[WHAT THIS TASK INVOLVES]
All of the records below need to be copied exactly.

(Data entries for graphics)
┄┄┄┄┄┄

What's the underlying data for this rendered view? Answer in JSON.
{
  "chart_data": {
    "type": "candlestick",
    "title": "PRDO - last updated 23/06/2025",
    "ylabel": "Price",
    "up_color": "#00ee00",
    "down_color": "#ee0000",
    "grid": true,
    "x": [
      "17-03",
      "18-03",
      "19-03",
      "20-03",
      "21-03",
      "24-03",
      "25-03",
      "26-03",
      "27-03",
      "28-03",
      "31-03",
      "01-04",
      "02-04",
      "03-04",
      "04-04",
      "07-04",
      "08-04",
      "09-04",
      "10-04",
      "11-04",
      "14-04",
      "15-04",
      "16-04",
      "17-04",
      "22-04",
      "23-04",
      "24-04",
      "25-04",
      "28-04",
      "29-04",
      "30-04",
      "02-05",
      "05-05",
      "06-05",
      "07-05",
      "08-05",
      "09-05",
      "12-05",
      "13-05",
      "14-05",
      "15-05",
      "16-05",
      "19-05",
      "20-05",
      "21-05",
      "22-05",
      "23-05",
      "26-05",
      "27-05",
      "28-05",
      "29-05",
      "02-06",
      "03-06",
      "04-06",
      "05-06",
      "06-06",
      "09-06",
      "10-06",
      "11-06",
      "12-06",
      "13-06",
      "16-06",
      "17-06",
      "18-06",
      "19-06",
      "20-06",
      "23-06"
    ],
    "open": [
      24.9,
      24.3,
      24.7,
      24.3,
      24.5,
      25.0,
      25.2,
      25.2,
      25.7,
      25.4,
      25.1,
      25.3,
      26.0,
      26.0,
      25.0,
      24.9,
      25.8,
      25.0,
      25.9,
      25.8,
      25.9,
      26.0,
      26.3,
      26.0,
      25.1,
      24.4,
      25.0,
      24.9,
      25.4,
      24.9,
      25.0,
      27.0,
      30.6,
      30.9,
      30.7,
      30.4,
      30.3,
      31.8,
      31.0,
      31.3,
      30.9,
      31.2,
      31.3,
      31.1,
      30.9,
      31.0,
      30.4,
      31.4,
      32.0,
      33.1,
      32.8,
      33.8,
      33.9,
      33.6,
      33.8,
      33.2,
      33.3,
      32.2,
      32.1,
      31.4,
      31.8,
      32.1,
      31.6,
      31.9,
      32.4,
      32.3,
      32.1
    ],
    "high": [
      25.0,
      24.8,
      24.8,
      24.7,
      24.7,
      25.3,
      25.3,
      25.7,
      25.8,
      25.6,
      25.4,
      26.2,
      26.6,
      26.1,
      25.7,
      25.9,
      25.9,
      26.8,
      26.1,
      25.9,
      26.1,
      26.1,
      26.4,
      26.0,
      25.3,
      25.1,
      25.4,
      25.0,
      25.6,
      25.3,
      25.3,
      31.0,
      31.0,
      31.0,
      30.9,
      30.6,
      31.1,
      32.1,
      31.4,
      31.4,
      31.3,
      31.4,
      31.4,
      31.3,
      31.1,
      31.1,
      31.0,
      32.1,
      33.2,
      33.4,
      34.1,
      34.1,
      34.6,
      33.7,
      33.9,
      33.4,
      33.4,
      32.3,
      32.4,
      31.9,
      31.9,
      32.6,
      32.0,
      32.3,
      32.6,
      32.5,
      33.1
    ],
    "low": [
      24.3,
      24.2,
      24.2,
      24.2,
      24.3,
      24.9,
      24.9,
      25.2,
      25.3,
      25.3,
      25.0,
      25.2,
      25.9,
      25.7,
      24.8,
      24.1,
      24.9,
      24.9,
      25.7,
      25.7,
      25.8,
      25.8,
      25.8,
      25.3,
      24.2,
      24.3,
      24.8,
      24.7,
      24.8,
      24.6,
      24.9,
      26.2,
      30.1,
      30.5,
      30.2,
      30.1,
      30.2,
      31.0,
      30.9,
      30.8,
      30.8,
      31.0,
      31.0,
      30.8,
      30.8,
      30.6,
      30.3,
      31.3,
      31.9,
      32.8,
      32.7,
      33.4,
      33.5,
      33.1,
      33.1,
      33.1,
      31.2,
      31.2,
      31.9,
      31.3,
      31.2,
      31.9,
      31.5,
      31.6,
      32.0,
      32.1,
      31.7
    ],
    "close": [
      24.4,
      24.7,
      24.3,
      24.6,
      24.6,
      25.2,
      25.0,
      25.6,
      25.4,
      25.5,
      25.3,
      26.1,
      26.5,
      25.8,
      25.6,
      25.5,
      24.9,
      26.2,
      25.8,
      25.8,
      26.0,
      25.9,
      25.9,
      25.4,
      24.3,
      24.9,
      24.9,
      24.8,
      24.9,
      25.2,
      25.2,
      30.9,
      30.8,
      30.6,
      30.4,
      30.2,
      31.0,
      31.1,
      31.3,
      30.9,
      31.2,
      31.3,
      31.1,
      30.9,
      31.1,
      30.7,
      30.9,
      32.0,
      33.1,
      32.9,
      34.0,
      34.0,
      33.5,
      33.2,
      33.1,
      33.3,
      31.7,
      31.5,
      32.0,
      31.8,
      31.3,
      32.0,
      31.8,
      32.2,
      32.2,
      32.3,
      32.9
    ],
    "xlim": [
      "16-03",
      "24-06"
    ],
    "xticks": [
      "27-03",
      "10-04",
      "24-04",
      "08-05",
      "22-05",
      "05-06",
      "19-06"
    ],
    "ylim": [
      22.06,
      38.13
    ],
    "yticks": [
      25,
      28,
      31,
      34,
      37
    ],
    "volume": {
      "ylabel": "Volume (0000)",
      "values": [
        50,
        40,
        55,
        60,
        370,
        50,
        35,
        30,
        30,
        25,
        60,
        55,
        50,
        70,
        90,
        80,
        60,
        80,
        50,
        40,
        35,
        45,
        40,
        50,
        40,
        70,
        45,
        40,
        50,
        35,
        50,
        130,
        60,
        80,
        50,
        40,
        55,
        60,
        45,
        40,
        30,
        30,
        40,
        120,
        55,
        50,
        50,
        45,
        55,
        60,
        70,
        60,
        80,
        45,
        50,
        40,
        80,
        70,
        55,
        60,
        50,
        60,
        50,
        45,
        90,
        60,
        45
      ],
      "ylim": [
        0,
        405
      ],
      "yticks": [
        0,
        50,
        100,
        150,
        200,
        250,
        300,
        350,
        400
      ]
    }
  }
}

┄┄┄┄┄┄

[FINISHED TASK]
What's the underlying data for this rendered view? Answer in JSON.
{
  "chart_data": {
    "type": "candlestick",
    "title": "PRDO - last updated 23/06/2025",
    "ylabel": "Price",
    "up_color": "#00ee00",
    "down_color": "#ee0000",
    "grid": true,
    "x": [
      "17-03",
      "18-03",
      "19-03",
      "20-03",
      "21-03",
      "24-03",
      "25-03",
      "26-03",
      "27-03",
      "28-03",
      "31-03",
      "01-04",
      "02-04",
      "03-04",
      "04-04",
      "07-04",
      "08-04",
      "09-04",
      "10-04",
      "11-04",
      "14-04",
      "15-04",
      "16-04",
      "17-04",
      "22-04",
      "23-04",
      "24-04",
      "25-04",
      "28-04",
      "29-04",
      "30-04",
      "02-05",
      "05-05",
      "06-05",
      "07-05",
      "08-05",
      "09-05",
      "12-05",
      "13-05",
      "14-05",
      "15-05",
      "16-05",
      "19-05",
      "20-05",
      "21-05",
      "22-05",
      "23-05",
      "26-05",
      "27-05",
      "28-05",
      "29-05",
      "02-06",
      "03-06",
      "04-06",
      "05-06",
      "06-06",
      "09-06",
      "10-06",
      "11-06",
      "12-06",
      "13-06",
      "16-06",
      "17-06",
      "18-06",
      "19-06",
      "20-06",
      "23-06"
    ],
    "open": [
      24.9,
      24.3,
      24.7,
      24.3,
      24.5,
      25.0,
      25.2,
      25.2,
      25.7,
      25.4,
      25.1,
      25.3,
      26.0,
      26.0,
      25.0,
      24.9,
      25.8,
      25.0,
      25.9,
      25.8,
      25.9,
      26.0,
      26.3,
      26.0,
      25.1,
      24.4,
      25.0,
      24.9,
      25.4,
      24.9,
      25.0,
      27.0,
      30.6,
      30.9,
      30.7,
      30.4,
      30.3,
      31.8,
      31.0,
      31.3,
      30.9,
      31.2,
      31.3,
      31.1,
      30.9,
      31.0,
      30.4,
      31.4,
      32.0,
      33.1,
      32.8,
      33.8,
      33.9,
      33.6,
      33.8,
      33.2,
      33.3,
      32.2,
      32.1,
      31.4,
      31.8,
      32.1,
      31.6,
      31.9,
      32.4,
      32.3,
      32.1
    ],
    "high": [
      25.0,
      24.8,
      24.8,
      24.7,
      24.7,
      25.3,
      25.3,
      25.7,
      25.8,
      25.6,
      25.4,
      26.2,
      26.6,
      26.1,
      25.7,
      25.9,
      25.9,
      26.8,
      26.1,
      25.9,
      26.1,
      26.1,
      26.4,
      26.0,
      25.3,
      25.1,
      25.4,
      25.0,
      25.6,
      25.3,
      25.3,
      31.0,
      31.0,
      31.0,
      30.9,
      30.6,
      31.1,
      32.1,
      31.4,
      31.4,
      31.3,
      31.4,
      31.4,
      31.3,
      31.1,
      31.1,
      31.0,
      32.1,
      33.2,
      33.4,
      34.1,
      34.1,
      34.6,
      33.7,
      33.9,
      33.4,
      33.4,
      32.3,
      32.4,
      31.9,
      31.9,
      32.6,
      32.0,
      32.3,
      32.6,
      32.5,
      33.1
    ],
    "low": [
      24.3,
      24.2,
      24.2,
      24.2,
      24.3,
      24.9,
      24.9,
      25.2,
      25.3,
      25.3,
      25.0,
      25.2,
      25.9,
      25.7,
      24.8,
      24.1,
      24.9,
      24.9,
      25.7,
      25.7,
      25.8,
      25.8,
      25.8,
      25.3,
      24.2,
      24.3,
      24.8,
      24.7,
      24.8,
      24.6,
      24.9,
      26.2,
      30.1,
      30.5,
      30.2,
      30.1,
      30.2,
      31.0,
      30.9,
      30.8,
      30.8,
      31.0,
      31.0,
      30.8,
      30.8,
      30.6,
      30.3,
      31.3,
      31.9,
      32.8,
      32.7,
      33.4,
      33.5,
      33.1,
      33.1,
      33.1,
      31.2,
      31.2,
      31.9,
      31.3,
      31.2,
      31.9,
      31.5,
      31.6,
      32.0,
      32.1,
      31.7
    ],
    "close": [
      24.4,
      24.7,
      24.3,
      24.6,
      24.6,
      25.2,
      25.0,
      25.6,
      25.4,
      25.5,
      25.3,
      26.1,
      26.5,
      25.8,
      25.6,
      25.5,
      24.9,
      26.2,
      25.8,
      25.8,
      26.0,
      25.9,
      25.9,
      25.4,
      24.3,
      24.9,
      24.9,
      24.8,
      24.9,
      25.2,
      25.2,
      30.9,
      30.8,
      30.6,
      30.4,
      30.2,
      31.0,
      31.1,
      31.3,
      30.9,
      31.2,
      31.3,
      31.1,
      30.9,
      31.1,
      30.7,
      30.9,
      32.0,
      33.1,
      32.9,
      34.0,
      34.0,
      33.5,
      33.2,
      33.1,
      33.3,
      31.7,
      31.5,
      32.0,
      31.8,
      31.3,
      32.0,
      31.8,
      32.2,
      32.2,
      32.3,
      32.9
    ],
    "xlim": [
      "16-03",
      "24-06"
    ],
    "xticks": [
      "27-03",
      "10-04",
      "24-04",
      "08-05",
      "22-05",
      "05-06",
      "19-06"
    ],
    "ylim": [
      22.06,
      38.13
    ],
    "yticks": [
      25,
      28,
      31,
      34,
      37
    ],
    "volume": {
      "ylabel": "Volume (0000)",
      "values": [
        50,
        40,
        55,
        60,
        370,
        50,
        35,
        30,
        30,
        25,
        60,
        55,
        50,
        70,
        90,
        80,
        60,
        80,
        50,
        40,
        35,
        45,
        40,
        50,
        40,
        70,
        45,
        40,
        50,
        35,
        50,
        130,
        60,
        80,
        50,
        40,
        55,
        60,
        45,
        40,
        30,
        30,
        40,
        120,
        55,
        50,
        50,
        45,
        55,
        60,
        70,
        60,
        80,
        45,
        50,
        40,
        80,
        70,
        55,
        60,
        50,
        60,
        50,
        45,
        90,
        60,
        45
      ],
      "ylim": [
        0,
        405
      ],
      "yticks": [
        0,
        50,
        100,
        150,
        200,
        250,
        300,
        350,
        400
      ]
    }
  }
}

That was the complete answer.